┌──
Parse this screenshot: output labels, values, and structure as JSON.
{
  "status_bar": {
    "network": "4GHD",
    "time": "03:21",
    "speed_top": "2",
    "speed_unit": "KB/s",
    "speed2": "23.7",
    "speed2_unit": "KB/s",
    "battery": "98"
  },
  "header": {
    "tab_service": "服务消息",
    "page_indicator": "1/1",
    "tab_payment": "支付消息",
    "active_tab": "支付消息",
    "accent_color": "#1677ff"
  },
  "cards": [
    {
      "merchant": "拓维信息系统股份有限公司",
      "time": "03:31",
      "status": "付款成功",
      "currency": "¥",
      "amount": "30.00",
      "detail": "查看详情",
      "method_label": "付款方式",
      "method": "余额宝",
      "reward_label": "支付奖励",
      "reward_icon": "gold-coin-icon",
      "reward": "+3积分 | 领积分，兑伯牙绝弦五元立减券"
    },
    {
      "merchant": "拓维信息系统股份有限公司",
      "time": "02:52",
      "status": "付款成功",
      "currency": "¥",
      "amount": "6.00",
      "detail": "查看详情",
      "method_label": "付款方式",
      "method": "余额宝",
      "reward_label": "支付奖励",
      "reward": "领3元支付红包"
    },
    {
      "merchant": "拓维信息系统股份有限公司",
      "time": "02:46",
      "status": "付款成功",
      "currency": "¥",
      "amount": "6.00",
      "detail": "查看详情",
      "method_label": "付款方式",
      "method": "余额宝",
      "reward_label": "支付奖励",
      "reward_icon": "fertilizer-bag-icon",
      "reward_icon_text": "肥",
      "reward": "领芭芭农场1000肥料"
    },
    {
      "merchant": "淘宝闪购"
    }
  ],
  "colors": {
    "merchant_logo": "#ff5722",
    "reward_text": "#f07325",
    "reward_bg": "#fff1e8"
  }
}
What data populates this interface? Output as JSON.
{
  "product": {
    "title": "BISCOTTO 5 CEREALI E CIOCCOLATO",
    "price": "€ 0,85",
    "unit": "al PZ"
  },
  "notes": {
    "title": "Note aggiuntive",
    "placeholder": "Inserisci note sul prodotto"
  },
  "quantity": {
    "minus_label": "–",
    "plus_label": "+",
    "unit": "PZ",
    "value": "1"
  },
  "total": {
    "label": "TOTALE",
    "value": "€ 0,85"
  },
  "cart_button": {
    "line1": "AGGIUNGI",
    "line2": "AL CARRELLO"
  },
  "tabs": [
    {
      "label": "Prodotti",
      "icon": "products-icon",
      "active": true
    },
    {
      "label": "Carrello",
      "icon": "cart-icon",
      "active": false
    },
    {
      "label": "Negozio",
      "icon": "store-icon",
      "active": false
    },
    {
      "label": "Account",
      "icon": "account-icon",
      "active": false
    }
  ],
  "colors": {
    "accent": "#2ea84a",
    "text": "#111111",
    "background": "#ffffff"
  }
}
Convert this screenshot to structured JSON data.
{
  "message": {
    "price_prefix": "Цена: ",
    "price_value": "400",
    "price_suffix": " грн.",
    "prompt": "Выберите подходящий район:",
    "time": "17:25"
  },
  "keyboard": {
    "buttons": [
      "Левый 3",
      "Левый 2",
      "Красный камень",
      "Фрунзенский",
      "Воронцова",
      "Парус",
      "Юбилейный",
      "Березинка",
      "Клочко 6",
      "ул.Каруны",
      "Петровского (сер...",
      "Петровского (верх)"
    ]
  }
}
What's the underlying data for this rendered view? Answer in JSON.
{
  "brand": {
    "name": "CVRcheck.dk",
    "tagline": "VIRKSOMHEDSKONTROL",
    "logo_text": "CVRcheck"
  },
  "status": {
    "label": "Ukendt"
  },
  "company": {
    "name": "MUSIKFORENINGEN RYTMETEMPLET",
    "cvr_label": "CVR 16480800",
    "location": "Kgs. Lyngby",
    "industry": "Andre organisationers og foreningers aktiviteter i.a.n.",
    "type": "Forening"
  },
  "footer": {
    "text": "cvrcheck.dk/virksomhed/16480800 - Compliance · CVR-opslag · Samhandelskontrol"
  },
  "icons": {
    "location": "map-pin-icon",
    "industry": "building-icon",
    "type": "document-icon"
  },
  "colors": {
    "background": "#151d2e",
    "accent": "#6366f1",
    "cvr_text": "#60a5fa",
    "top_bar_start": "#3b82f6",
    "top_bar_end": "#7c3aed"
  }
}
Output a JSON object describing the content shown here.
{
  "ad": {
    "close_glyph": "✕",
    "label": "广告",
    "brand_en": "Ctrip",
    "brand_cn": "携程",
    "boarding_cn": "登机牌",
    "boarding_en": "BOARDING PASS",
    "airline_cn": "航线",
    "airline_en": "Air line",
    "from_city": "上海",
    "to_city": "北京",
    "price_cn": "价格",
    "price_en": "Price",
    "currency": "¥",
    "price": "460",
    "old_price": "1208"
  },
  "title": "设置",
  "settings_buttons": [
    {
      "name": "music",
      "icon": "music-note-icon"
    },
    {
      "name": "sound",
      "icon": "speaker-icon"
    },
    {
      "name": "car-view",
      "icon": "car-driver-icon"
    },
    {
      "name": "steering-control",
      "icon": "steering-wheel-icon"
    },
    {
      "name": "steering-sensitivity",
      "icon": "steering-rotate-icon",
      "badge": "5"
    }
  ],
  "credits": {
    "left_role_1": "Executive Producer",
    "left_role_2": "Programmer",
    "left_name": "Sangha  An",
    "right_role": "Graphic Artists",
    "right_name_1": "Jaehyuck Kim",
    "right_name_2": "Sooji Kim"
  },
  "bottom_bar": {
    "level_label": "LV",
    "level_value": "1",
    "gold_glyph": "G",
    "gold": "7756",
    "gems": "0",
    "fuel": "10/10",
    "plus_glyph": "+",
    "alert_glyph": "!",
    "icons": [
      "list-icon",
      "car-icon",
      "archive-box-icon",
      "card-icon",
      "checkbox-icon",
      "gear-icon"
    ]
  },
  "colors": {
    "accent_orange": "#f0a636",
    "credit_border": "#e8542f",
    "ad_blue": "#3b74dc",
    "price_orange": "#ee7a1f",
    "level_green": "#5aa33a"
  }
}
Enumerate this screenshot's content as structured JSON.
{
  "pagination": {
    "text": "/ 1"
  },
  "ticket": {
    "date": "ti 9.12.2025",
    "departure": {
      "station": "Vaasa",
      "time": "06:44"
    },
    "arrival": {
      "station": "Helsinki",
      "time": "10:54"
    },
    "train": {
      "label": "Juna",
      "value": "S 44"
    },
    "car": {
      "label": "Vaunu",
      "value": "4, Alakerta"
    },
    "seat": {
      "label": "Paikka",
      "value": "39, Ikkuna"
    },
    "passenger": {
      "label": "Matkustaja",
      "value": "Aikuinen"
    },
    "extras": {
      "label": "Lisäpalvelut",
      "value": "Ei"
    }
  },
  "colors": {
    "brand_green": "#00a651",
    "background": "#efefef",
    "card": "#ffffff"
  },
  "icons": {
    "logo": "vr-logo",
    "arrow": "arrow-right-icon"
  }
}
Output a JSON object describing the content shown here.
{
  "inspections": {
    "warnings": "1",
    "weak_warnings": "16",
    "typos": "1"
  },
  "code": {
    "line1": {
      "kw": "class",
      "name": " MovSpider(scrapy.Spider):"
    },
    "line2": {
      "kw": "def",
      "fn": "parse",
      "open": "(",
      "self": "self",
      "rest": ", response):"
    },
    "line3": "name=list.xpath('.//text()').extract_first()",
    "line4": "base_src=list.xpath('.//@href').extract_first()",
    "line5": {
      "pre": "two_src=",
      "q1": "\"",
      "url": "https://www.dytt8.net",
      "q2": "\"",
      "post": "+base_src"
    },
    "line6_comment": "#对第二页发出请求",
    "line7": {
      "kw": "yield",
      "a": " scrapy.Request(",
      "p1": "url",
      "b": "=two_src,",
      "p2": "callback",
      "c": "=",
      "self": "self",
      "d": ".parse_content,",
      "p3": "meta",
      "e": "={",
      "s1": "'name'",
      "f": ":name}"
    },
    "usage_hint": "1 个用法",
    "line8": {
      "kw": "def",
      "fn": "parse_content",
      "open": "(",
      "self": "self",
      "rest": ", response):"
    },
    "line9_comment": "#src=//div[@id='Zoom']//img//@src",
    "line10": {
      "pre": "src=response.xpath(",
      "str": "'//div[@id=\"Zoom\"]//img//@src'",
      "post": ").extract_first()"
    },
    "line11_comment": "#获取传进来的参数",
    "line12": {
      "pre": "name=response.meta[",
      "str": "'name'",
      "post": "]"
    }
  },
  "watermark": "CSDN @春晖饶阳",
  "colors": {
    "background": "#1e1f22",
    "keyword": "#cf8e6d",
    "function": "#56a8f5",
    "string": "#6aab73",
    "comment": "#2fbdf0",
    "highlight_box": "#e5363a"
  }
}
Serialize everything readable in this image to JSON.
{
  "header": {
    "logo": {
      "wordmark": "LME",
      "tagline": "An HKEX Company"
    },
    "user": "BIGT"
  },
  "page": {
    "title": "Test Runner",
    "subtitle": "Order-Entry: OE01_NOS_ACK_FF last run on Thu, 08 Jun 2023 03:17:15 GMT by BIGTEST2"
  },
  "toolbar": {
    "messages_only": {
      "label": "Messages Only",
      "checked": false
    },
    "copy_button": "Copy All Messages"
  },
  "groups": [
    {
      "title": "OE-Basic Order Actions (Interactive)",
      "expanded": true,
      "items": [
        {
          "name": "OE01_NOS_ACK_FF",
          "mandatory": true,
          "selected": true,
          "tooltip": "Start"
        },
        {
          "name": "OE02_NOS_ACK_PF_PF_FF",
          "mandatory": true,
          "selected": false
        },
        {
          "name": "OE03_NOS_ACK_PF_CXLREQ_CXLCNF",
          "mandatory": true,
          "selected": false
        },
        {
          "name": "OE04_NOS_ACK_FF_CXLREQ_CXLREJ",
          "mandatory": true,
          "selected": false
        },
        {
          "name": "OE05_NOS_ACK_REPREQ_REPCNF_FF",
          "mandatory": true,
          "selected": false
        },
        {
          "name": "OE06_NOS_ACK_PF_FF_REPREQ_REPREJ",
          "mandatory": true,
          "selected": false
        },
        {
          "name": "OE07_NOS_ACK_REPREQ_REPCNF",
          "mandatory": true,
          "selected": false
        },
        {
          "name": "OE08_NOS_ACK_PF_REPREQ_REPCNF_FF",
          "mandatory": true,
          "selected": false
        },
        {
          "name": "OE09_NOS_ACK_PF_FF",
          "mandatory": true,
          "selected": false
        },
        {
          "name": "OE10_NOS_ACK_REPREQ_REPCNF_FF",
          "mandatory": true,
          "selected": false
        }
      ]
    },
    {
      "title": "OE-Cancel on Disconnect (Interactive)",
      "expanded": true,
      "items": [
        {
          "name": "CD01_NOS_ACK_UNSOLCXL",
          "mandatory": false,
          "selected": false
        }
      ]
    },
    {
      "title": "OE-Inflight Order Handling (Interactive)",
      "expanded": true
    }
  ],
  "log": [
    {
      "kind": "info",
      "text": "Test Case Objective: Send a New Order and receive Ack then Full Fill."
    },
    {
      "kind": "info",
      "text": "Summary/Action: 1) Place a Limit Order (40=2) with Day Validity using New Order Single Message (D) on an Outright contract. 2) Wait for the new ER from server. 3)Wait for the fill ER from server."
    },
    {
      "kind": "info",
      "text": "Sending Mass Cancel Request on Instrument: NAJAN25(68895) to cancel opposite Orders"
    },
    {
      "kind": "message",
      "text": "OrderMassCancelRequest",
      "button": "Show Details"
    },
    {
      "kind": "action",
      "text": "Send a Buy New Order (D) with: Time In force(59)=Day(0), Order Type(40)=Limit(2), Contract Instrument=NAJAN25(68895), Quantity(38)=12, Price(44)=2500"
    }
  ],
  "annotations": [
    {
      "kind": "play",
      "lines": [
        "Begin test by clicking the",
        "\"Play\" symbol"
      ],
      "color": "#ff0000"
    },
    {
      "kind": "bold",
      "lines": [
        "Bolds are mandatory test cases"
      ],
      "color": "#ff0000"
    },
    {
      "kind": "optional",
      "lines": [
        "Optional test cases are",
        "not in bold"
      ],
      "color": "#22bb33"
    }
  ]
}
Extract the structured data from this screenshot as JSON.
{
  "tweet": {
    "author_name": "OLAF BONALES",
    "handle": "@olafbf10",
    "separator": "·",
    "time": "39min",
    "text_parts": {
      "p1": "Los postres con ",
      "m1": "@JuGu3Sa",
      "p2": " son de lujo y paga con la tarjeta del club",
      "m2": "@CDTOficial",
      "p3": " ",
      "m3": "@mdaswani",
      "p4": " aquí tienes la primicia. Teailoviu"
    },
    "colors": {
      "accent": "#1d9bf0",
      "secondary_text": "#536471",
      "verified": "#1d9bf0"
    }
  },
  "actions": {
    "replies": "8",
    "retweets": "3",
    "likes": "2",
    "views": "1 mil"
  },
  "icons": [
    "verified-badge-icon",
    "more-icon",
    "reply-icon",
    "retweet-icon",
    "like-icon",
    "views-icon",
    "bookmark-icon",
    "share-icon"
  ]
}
└──
Brief
Starting at the line that contains "Extract the structured", copy each line exactly through the end of the listing above. Include that first line and the last one, and add nothing.

Output for this task
Extract the structured data from this screenshot as JSON.
{
  "tweet": {
    "author_name": "OLAF BONALES",
    "handle": "@olafbf10",
    "separator": "·",
    "time": "39min",
    "text_parts": {
      "p1": "Los postres con ",
      "m1": "@JuGu3Sa",
      "p2": " son de lujo y paga con la tarjeta del club",
      "m2": "@CDTOficial",
      "p3": " ",
      "m3": "@mdaswani",
      "p4": " aquí tienes la primicia. Teailoviu"
    },
    "colors": {
      "accent": "#1d9bf0",
      "secondary_text": "#536471",
      "verified": "#1d9bf0"
    }
  },
  "actions": {
    "replies": "8",
    "retweets": "3",
    "likes": "2",
    "views": "1 mil"
  },
  "icons": [
    "verified-badge-icon",
    "more-icon",
    "reply-icon",
    "retweet-icon",
    "like-icon",
    "views-icon",
    "bookmark-icon",
    "share-icon"
  ]
}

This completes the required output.